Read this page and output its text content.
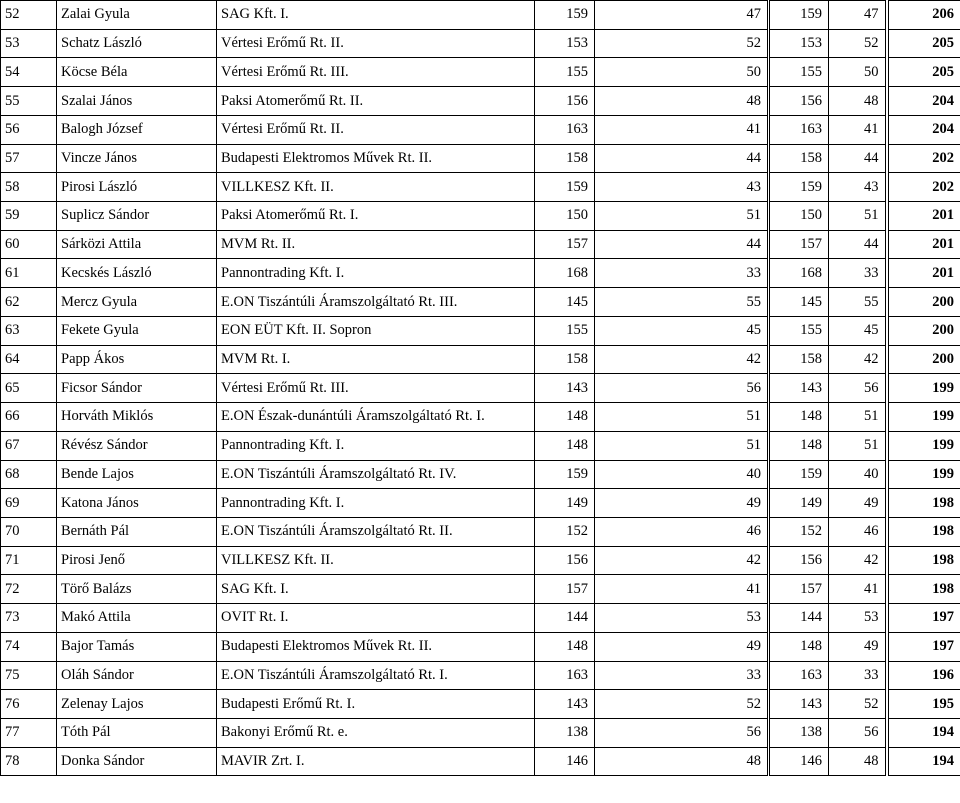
52	Zalai Gyula	SAG Kft. I.	159	47	159	47	206
53	Schatz László	Vértesi Erőmű Rt. II.	153	52	153	52	205
54	Köcse Béla	Vértesi Erőmű Rt. III.	155	50	155	50	205
55	Szalai János	Paksi Atomerőmű Rt. II.	156	48	156	48	204
56	Balogh József	Vértesi Erőmű Rt. II.	163	41	163	41	204
57	Vincze János	Budapesti Elektromos Művek Rt. II.	158	44	158	44	202
58	Pirosi László	VILLKESZ Kft. II.	159	43	159	43	202
59	Suplicz Sándor	Paksi Atomerőmű Rt. I.	150	51	150	51	201
60	Sárközi Attila	MVM Rt. II.	157	44	157	44	201
61	Kecskés László	Pannontrading Kft. I.	168	33	168	33	201
62	Mercz Gyula	E.ON Tiszántúli Áramszolgáltató Rt. III.	145	55	145	55	200
63	Fekete Gyula	EON EÜT Kft. II. Sopron	155	45	155	45	200
64	Papp Ákos	MVM Rt. I.	158	42	158	42	200
65	Ficsor Sándor	Vértesi Erőmű Rt. III.	143	56	143	56	199
66	Horváth Miklós	E.ON Észak-dunántúli Áramszolgáltató Rt. I.	148	51	148	51	199
67	Révész Sándor	Pannontrading Kft. I.	148	51	148	51	199
68	Bende Lajos	E.ON Tiszántúli Áramszolgáltató Rt. IV.	159	40	159	40	199
69	Katona János	Pannontrading Kft. I.	149	49	149	49	198
70	Bernáth Pál	E.ON Tiszántúli Áramszolgáltató Rt. II.	152	46	152	46	198
71	Pirosi Jenő	VILLKESZ Kft. II.	156	42	156	42	198
72	Törő Balázs	SAG Kft. I.	157	41	157	41	198
73	Makó Attila	OVIT Rt. I.	144	53	144	53	197
74	Bajor Tamás	Budapesti Elektromos Művek Rt. II.	148	49	148	49	197
75	Oláh Sándor	E.ON Tiszántúli Áramszolgáltató Rt. I.	163	33	163	33	196
76	Zelenay Lajos	Budapesti Erőmű Rt. I.	143	52	143	52	195
77	Tóth Pál	Bakonyi Erőmű Rt. e.	138	56	138	56	194
78	Donka Sándor	MAVIR Zrt. I.	146	48	146	48	194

——————————

- **GIVEN REQUEST**
Each line above that includes "Budapesti" should be shown.

- **ANSWER**
57	Vincze János	Budapesti Elektromos Művek Rt. II.	158	44	158	44	202
74	Bajor Tamás	Budapesti Elektromos Művek Rt. II.	148	49	148	49	197
76	Zelenay Lajos	Budapesti Erőmű Rt. I.	143	52	143	52	195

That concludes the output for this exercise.